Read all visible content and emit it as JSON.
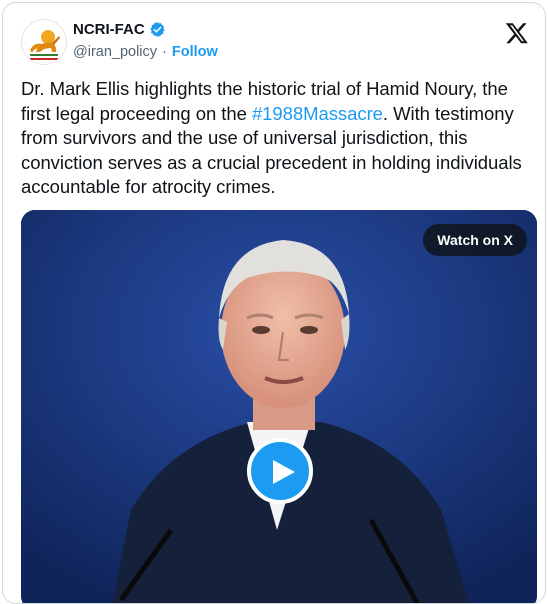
{
  "account": {
    "display_name": "NCRI-FAC",
    "handle": "@iran_policy",
    "separator": "·",
    "follow_label": "Follow"
  },
  "tweet": {
    "text_part1": "Dr. Mark Ellis highlights the historic trial of Hamid Noury, the first legal proceeding on the ",
    "hashtag": "#1988Massacre",
    "text_part2": ". With testimony from survivors and the use of universal jurisdiction, this conviction serves as a crucial precedent in holding individuals accountable for atrocity crimes."
  },
  "media": {
    "watch_label": "Watch on X"
  },
  "icons": {
    "verified": "verified-badge-icon",
    "x_logo": "x-logo-icon",
    "play": "play-icon"
  },
  "colors": {
    "accent": "#1d9bf0",
    "text": "#0f1419",
    "muted": "#536471",
    "video_background": "#17326e"
  }
}
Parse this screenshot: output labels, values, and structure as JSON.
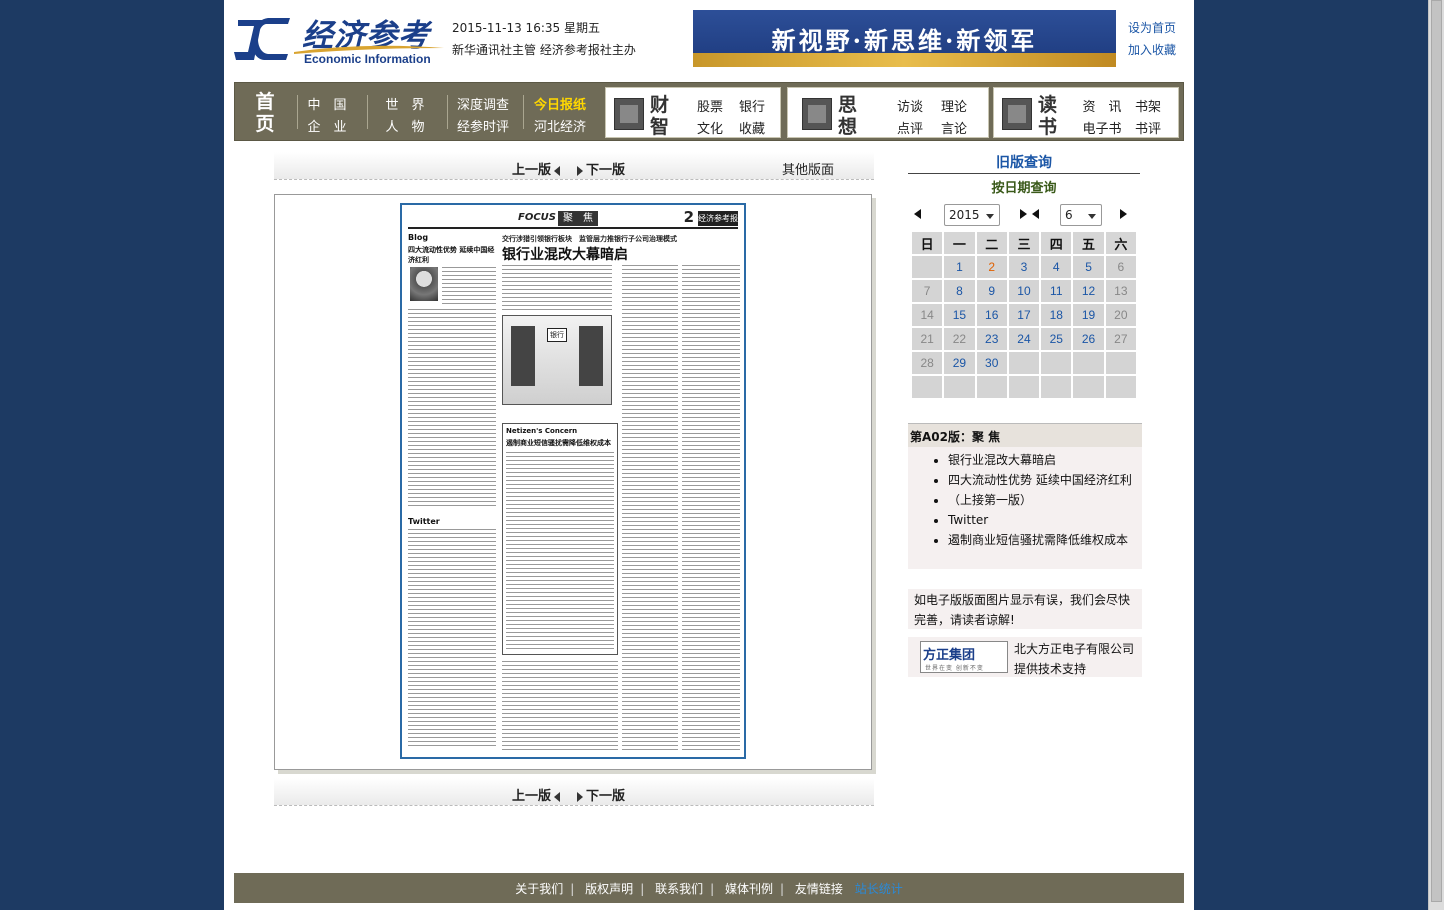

▶ **WHAT THE TASK REQUIRES**
Return the listing above unchanged, apart from dropping its pictures.

▶ **FULL RESPONSE**
Read all visible content and emit it as JSON.
{
  "account": {
    "display_name": "NCRI-FAC",
    "handle": "@iran_policy",
    "separator": "·",
    "follow_label": "Follow"
  },
  "tweet": {
    "text_part1": "Dr. Mark Ellis highlights the historic trial of Hamid Noury, the first legal proceeding on the ",
    "hashtag": "#1988Massacre",
    "text_part2": ". With testimony from survivors and the use of universal jurisdiction, this conviction serves as a crucial precedent in holding individuals accountable for atrocity crimes."
  },
  "media": {
    "watch_label": "Watch on X"
  },
  "icons": {
    "verified": "verified-badge-icon",
    "x_logo": "x-logo-icon",
    "play": "play-icon"
  },
  "colors": {
    "accent": "#1d9bf0",
    "text": "#0f1419",
    "muted": "#536471",
    "video_background": "#17326e"
  }
}
Parse this screenshot: output labels, values, and structure as JSON.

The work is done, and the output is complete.